#### WHAT YOU HAVE TO DO:
Reproduce every line of the material below without any alteration.

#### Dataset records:
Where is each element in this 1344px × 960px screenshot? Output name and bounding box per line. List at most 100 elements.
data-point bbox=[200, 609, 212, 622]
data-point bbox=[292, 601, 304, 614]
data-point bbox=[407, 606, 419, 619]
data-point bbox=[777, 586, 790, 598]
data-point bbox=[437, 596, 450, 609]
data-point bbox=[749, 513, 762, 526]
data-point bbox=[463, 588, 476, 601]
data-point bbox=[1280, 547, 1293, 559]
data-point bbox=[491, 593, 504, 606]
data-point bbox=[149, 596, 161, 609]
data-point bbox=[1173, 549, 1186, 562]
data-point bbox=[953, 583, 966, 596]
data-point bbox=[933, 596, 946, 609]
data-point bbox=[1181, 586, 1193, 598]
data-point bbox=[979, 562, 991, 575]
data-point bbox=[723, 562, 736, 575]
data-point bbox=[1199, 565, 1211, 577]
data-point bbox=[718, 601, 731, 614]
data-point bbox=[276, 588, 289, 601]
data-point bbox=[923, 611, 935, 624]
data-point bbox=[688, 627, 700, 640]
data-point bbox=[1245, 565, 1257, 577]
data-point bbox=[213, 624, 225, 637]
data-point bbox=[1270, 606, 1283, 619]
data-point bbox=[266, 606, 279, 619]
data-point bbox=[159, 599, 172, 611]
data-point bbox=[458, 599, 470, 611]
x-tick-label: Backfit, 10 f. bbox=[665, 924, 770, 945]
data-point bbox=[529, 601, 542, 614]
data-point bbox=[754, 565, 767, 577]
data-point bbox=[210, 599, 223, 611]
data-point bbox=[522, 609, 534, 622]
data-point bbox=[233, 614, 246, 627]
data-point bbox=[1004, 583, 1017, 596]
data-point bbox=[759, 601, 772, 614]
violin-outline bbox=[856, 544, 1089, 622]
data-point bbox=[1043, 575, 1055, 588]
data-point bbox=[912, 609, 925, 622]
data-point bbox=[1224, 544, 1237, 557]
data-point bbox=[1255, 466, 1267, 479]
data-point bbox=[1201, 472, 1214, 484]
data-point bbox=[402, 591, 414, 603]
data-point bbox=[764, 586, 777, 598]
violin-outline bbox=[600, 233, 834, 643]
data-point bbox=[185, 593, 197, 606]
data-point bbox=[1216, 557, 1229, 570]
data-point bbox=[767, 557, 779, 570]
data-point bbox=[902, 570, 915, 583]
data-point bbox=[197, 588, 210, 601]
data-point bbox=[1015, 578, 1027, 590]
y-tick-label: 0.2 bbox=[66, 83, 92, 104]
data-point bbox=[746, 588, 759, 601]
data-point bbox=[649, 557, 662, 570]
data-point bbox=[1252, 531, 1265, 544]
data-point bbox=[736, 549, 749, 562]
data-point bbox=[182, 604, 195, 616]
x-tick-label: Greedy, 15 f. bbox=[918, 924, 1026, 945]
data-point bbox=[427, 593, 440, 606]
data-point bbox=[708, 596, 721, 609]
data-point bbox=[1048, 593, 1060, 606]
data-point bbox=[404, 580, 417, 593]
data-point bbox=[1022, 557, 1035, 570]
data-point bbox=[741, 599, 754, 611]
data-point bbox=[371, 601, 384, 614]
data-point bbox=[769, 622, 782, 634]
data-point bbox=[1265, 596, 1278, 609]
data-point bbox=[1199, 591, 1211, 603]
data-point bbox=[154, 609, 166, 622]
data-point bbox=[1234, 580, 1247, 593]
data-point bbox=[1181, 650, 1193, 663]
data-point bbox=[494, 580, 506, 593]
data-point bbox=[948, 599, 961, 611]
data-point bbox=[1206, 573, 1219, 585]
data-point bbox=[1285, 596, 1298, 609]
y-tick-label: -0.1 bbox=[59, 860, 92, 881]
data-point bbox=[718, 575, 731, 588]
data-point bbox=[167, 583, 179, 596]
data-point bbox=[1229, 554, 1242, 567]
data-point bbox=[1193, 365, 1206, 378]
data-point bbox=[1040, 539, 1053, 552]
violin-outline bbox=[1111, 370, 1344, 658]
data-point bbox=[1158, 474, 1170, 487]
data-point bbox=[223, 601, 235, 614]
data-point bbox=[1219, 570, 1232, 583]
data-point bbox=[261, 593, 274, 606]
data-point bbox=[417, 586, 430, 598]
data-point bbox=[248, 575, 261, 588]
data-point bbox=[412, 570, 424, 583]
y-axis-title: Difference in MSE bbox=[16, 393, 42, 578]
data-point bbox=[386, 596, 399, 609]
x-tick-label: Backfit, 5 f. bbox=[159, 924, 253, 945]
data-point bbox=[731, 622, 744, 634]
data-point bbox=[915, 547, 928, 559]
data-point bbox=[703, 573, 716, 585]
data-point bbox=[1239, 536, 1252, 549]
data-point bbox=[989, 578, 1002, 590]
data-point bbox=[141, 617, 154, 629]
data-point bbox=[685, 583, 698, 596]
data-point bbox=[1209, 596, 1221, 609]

#### RIGHT ANSWER:
Where is each element in this 1344px × 960px screenshot? Output name and bounding box per line. List at most 100 elements.
data-point bbox=[200, 609, 212, 622]
data-point bbox=[292, 601, 304, 614]
data-point bbox=[407, 606, 419, 619]
data-point bbox=[777, 586, 790, 598]
data-point bbox=[437, 596, 450, 609]
data-point bbox=[749, 513, 762, 526]
data-point bbox=[463, 588, 476, 601]
data-point bbox=[1280, 547, 1293, 559]
data-point bbox=[491, 593, 504, 606]
data-point bbox=[149, 596, 161, 609]
data-point bbox=[1173, 549, 1186, 562]
data-point bbox=[953, 583, 966, 596]
data-point bbox=[933, 596, 946, 609]
data-point bbox=[1181, 586, 1193, 598]
data-point bbox=[979, 562, 991, 575]
data-point bbox=[723, 562, 736, 575]
data-point bbox=[1199, 565, 1211, 577]
data-point bbox=[718, 601, 731, 614]
data-point bbox=[276, 588, 289, 601]
data-point bbox=[923, 611, 935, 624]
data-point bbox=[688, 627, 700, 640]
data-point bbox=[1245, 565, 1257, 577]
data-point bbox=[213, 624, 225, 637]
data-point bbox=[1270, 606, 1283, 619]
data-point bbox=[266, 606, 279, 619]
data-point bbox=[159, 599, 172, 611]
data-point bbox=[458, 599, 470, 611]
x-tick-label: Backfit, 10 f. bbox=[665, 924, 770, 945]
data-point bbox=[529, 601, 542, 614]
data-point bbox=[754, 565, 767, 577]
data-point bbox=[210, 599, 223, 611]
data-point bbox=[522, 609, 534, 622]
data-point bbox=[233, 614, 246, 627]
data-point bbox=[1004, 583, 1017, 596]
data-point bbox=[759, 601, 772, 614]
violin-outline bbox=[856, 544, 1089, 622]
data-point bbox=[1043, 575, 1055, 588]
data-point bbox=[912, 609, 925, 622]
data-point bbox=[1224, 544, 1237, 557]
data-point bbox=[1255, 466, 1267, 479]
data-point bbox=[1201, 472, 1214, 484]
data-point bbox=[402, 591, 414, 603]
data-point bbox=[764, 586, 777, 598]
violin-outline bbox=[600, 233, 834, 643]
data-point bbox=[185, 593, 197, 606]
data-point bbox=[1216, 557, 1229, 570]
data-point bbox=[767, 557, 779, 570]
data-point bbox=[902, 570, 915, 583]
data-point bbox=[197, 588, 210, 601]
data-point bbox=[1015, 578, 1027, 590]
y-tick-label: 0.2 bbox=[66, 83, 92, 104]
data-point bbox=[746, 588, 759, 601]
data-point bbox=[649, 557, 662, 570]
data-point bbox=[1252, 531, 1265, 544]
data-point bbox=[736, 549, 749, 562]
data-point bbox=[182, 604, 195, 616]
x-tick-label: Greedy, 15 f. bbox=[918, 924, 1026, 945]
data-point bbox=[427, 593, 440, 606]
data-point bbox=[708, 596, 721, 609]
data-point bbox=[1048, 593, 1060, 606]
data-point bbox=[404, 580, 417, 593]
data-point bbox=[1022, 557, 1035, 570]
data-point bbox=[741, 599, 754, 611]
data-point bbox=[371, 601, 384, 614]
data-point bbox=[769, 622, 782, 634]
data-point bbox=[1265, 596, 1278, 609]
data-point bbox=[1199, 591, 1211, 603]
data-point bbox=[154, 609, 166, 622]
data-point bbox=[1234, 580, 1247, 593]
data-point bbox=[1181, 650, 1193, 663]
data-point bbox=[494, 580, 506, 593]
data-point bbox=[948, 599, 961, 611]
data-point bbox=[1206, 573, 1219, 585]
data-point bbox=[1285, 596, 1298, 609]
y-tick-label: -0.1 bbox=[59, 860, 92, 881]
data-point bbox=[718, 575, 731, 588]
data-point bbox=[167, 583, 179, 596]
data-point bbox=[1229, 554, 1242, 567]
data-point bbox=[1193, 365, 1206, 378]
data-point bbox=[1040, 539, 1053, 552]
violin-outline bbox=[1111, 370, 1344, 658]
data-point bbox=[1158, 474, 1170, 487]
data-point bbox=[223, 601, 235, 614]
data-point bbox=[1219, 570, 1232, 583]
data-point bbox=[261, 593, 274, 606]
data-point bbox=[417, 586, 430, 598]
data-point bbox=[248, 575, 261, 588]
data-point bbox=[412, 570, 424, 583]
y-axis-title: Difference in MSE bbox=[16, 393, 42, 578]
data-point bbox=[386, 596, 399, 609]
x-tick-label: Backfit, 5 f. bbox=[159, 924, 253, 945]
data-point bbox=[731, 622, 744, 634]
data-point bbox=[915, 547, 928, 559]
data-point bbox=[703, 573, 716, 585]
data-point bbox=[1239, 536, 1252, 549]
data-point bbox=[989, 578, 1002, 590]
data-point bbox=[141, 617, 154, 629]
data-point bbox=[685, 583, 698, 596]
data-point bbox=[1209, 596, 1221, 609]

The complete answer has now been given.